:: OBJECTIVE ::
Below you will find a set of lines. Repeat them all exactly.

:: DATA SUPPLIED ::

○ ○ ○

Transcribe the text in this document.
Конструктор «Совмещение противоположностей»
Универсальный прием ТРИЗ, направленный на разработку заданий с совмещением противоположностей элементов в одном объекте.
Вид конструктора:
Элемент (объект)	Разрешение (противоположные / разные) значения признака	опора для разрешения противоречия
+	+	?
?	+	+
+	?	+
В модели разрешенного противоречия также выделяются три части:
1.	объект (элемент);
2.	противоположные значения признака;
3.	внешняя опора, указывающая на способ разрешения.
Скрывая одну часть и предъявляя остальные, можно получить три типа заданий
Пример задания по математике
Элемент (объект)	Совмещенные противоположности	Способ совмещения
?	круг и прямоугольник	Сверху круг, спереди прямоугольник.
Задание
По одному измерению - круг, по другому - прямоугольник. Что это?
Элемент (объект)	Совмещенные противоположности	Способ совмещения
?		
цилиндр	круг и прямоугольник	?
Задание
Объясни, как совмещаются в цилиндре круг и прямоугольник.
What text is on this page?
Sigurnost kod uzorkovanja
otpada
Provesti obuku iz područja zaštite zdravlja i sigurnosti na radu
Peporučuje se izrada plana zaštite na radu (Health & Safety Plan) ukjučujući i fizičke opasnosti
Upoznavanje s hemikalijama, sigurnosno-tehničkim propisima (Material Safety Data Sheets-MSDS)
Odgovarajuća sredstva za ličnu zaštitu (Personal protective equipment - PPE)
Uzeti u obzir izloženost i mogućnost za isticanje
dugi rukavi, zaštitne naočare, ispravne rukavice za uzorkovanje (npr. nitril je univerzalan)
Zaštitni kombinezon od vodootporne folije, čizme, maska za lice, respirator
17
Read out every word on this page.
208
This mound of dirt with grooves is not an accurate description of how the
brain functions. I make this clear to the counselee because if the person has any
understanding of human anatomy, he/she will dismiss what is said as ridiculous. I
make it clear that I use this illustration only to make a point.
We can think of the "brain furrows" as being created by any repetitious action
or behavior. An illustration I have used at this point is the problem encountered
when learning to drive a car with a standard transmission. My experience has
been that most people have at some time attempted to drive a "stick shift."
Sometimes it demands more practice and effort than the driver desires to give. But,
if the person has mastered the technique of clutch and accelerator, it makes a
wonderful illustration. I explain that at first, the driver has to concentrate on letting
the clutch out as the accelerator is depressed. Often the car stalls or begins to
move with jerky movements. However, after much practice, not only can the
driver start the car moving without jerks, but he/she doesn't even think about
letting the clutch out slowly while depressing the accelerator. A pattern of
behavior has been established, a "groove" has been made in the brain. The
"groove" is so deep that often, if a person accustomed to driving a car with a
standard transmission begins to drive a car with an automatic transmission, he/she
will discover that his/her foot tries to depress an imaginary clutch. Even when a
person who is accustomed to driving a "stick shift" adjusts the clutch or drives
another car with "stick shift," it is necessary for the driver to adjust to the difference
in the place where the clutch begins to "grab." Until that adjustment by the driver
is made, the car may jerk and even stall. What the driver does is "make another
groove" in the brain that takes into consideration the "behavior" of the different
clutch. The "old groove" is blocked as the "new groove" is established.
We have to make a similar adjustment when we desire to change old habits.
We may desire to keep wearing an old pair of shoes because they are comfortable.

○ ○ ○

:: SOLUTION BELOW ::
Transcribe the text in this document.
Конструктор «Совмещение противоположностей»
Универсальный прием ТРИЗ, направленный на разработку заданий с совмещением противоположностей элементов в одном объекте.
Вид конструктора:
Элемент (объект)	Разрешение (противоположные / разные) значения признака	опора для разрешения противоречия
+	+	?
?	+	+
+	?	+
В модели разрешенного противоречия также выделяются три части:
1.	объект (элемент);
2.	противоположные значения признака;
3.	внешняя опора, указывающая на способ разрешения.
Скрывая одну часть и предъявляя остальные, можно получить три типа заданий
Пример задания по математике
Элемент (объект)	Совмещенные противоположности	Способ совмещения
?	круг и прямоугольник	Сверху круг, спереди прямоугольник.
Задание
По одному измерению - круг, по другому - прямоугольник. Что это?
Элемент (объект)	Совмещенные противоположности	Способ совмещения
?		
цилиндр	круг и прямоугольник	?
Задание
Объясни, как совмещаются в цилиндре круг и прямоугольник.
What text is on this page?
Sigurnost kod uzorkovanja
otpada
Provesti obuku iz područja zaštite zdravlja i sigurnosti na radu
Peporučuje se izrada plana zaštite na radu (Health & Safety Plan) ukjučujući i fizičke opasnosti
Upoznavanje s hemikalijama, sigurnosno-tehničkim propisima (Material Safety Data Sheets-MSDS)
Odgovarajuća sredstva za ličnu zaštitu (Personal protective equipment - PPE)
Uzeti u obzir izloženost i mogućnost za isticanje
dugi rukavi, zaštitne naočare, ispravne rukavice za uzorkovanje (npr. nitril je univerzalan)
Zaštitni kombinezon od vodootporne folije, čizme, maska za lice, respirator
17
Read out every word on this page.
208
This mound of dirt with grooves is not an accurate description of how the
brain functions. I make this clear to the counselee because if the person has any
understanding of human anatomy, he/she will dismiss what is said as ridiculous. I
make it clear that I use this illustration only to make a point.
We can think of the "brain furrows" as being created by any repetitious action
or behavior. An illustration I have used at this point is the problem encountered
when learning to drive a car with a standard transmission. My experience has
been that most people have at some time attempted to drive a "stick shift."
Sometimes it demands more practice and effort than the driver desires to give. But,
if the person has mastered the technique of clutch and accelerator, it makes a
wonderful illustration. I explain that at first, the driver has to concentrate on letting
the clutch out as the accelerator is depressed. Often the car stalls or begins to
move with jerky movements. However, after much practice, not only can the
driver start the car moving without jerks, but he/she doesn't even think about
letting the clutch out slowly while depressing the accelerator. A pattern of
behavior has been established, a "groove" has been made in the brain. The
"groove" is so deep that often, if a person accustomed to driving a car with a
standard transmission begins to drive a car with an automatic transmission, he/she
will discover that his/her foot tries to depress an imaginary clutch. Even when a
person who is accustomed to driving a "stick shift" adjusts the clutch or drives
another car with "stick shift," it is necessary for the driver to adjust to the difference
in the place where the clutch begins to "grab." Until that adjustment by the driver
is made, the car may jerk and even stall. What the driver does is "make another
groove" in the brain that takes into consideration the "behavior" of the different
clutch. The "old groove" is blocked as the "new groove" is established.
We have to make a similar adjustment when we desire to change old habits.
We may desire to keep wearing an old pair of shoes because they are comfortable.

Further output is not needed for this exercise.